§ **RECORDS SHOWN**
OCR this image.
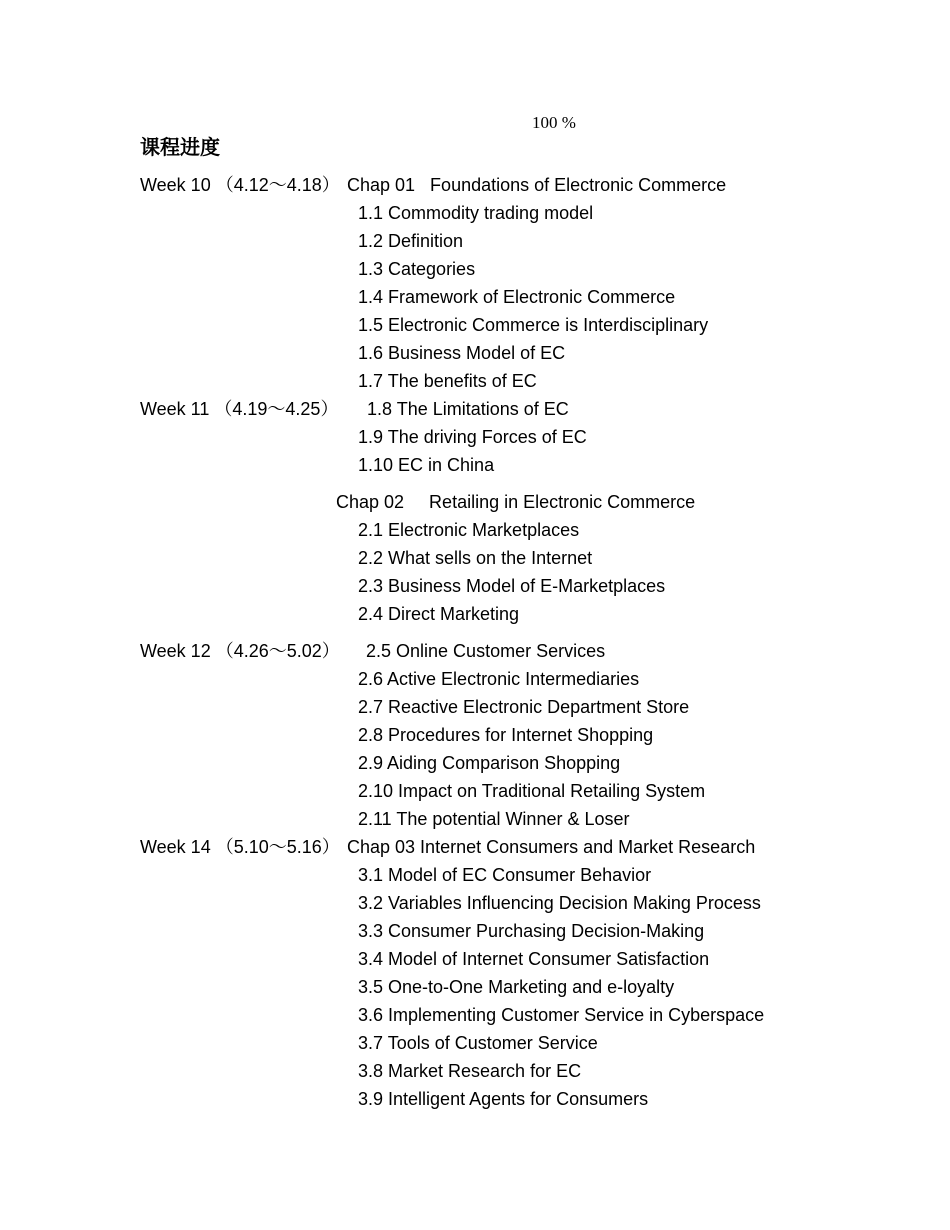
100 %
课程进度
Week 10 （4.12～4.18） Chap 01   Foundations of Electronic Commerce
1.1 Commodity trading model
1.2 Definition
1.3 Categories
1.4 Framework of Electronic Commerce
1.5 Electronic Commerce is Interdisciplinary
1.6 Business Model of EC
1.7 The benefits of EC
Week 11 （4.19～4.25） 1.8 The Limitations of EC
1.9 The driving Forces of EC
1.10 EC in China
Chap 02     Retailing in Electronic Commerce
2.1 Electronic Marketplaces
2.2 What sells on the Internet
2.3 Business Model of E-Marketplaces
2.4 Direct Marketing
Week 12 （4.26～5.02） 2.5 Online Customer Services
2.6 Active Electronic Intermediaries
2.7 Reactive Electronic Department Store
2.8 Procedures for Internet Shopping
2.9 Aiding Comparison Shopping
2.10 Impact on Traditional Retailing System
2.11 The potential Winner & Loser
Week 14 （5.10～5.16） Chap 03 Internet Consumers and Market Research
3.1 Model of EC Consumer Behavior
3.2 Variables Influencing Decision Making Process
3.3 Consumer Purchasing Decision-Making
3.4 Model of Internet Consumer Satisfaction
3.5 One-to-One Marketing and e-loyalty
3.6 Implementing Customer Service in Cyberspace
3.7 Tools of Customer Service
3.8 Market Research for EC
3.9 Intelligent Agents for Consumers
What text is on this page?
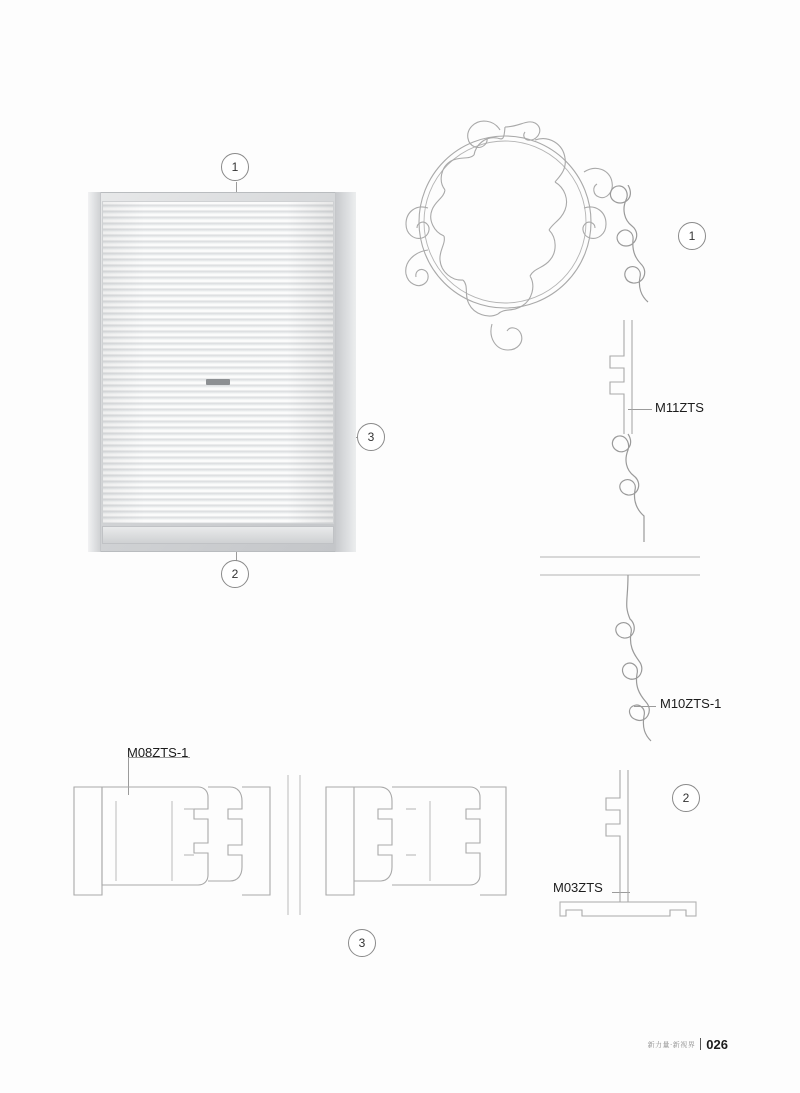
1
2
3
1
M11ZTS
M10ZTS-1
M03ZTS
2
M08ZTS-1
3
新力量·新视界 026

§ **TASK DESCRIPTION**
Print the entries above exactly, taking out only the pictures.

§ **FINAL RESULT**
OCR this image.
100 %
课程进度
Week 10 （4.12～4.18） Chap 01   Foundations of Electronic Commerce
1.1 Commodity trading model
1.2 Definition
1.3 Categories
1.4 Framework of Electronic Commerce
1.5 Electronic Commerce is Interdisciplinary
1.6 Business Model of EC
1.7 The benefits of EC
Week 11 （4.19～4.25） 1.8 The Limitations of EC
1.9 The driving Forces of EC
1.10 EC in China
Chap 02     Retailing in Electronic Commerce
2.1 Electronic Marketplaces
2.2 What sells on the Internet
2.3 Business Model of E-Marketplaces
2.4 Direct Marketing
Week 12 （4.26～5.02） 2.5 Online Customer Services
2.6 Active Electronic Intermediaries
2.7 Reactive Electronic Department Store
2.8 Procedures for Internet Shopping
2.9 Aiding Comparison Shopping
2.10 Impact on Traditional Retailing System
2.11 The potential Winner & Loser
Week 14 （5.10～5.16） Chap 03 Internet Consumers and Market Research
3.1 Model of EC Consumer Behavior
3.2 Variables Influencing Decision Making Process
3.3 Consumer Purchasing Decision-Making
3.4 Model of Internet Consumer Satisfaction
3.5 One-to-One Marketing and e-loyalty
3.6 Implementing Customer Service in Cyberspace
3.7 Tools of Customer Service
3.8 Market Research for EC
3.9 Intelligent Agents for Consumers
What text is on this page?
1
2
3
1
M11ZTS
M10ZTS-1
M03ZTS
2
M08ZTS-1
3
新力量·新视界 026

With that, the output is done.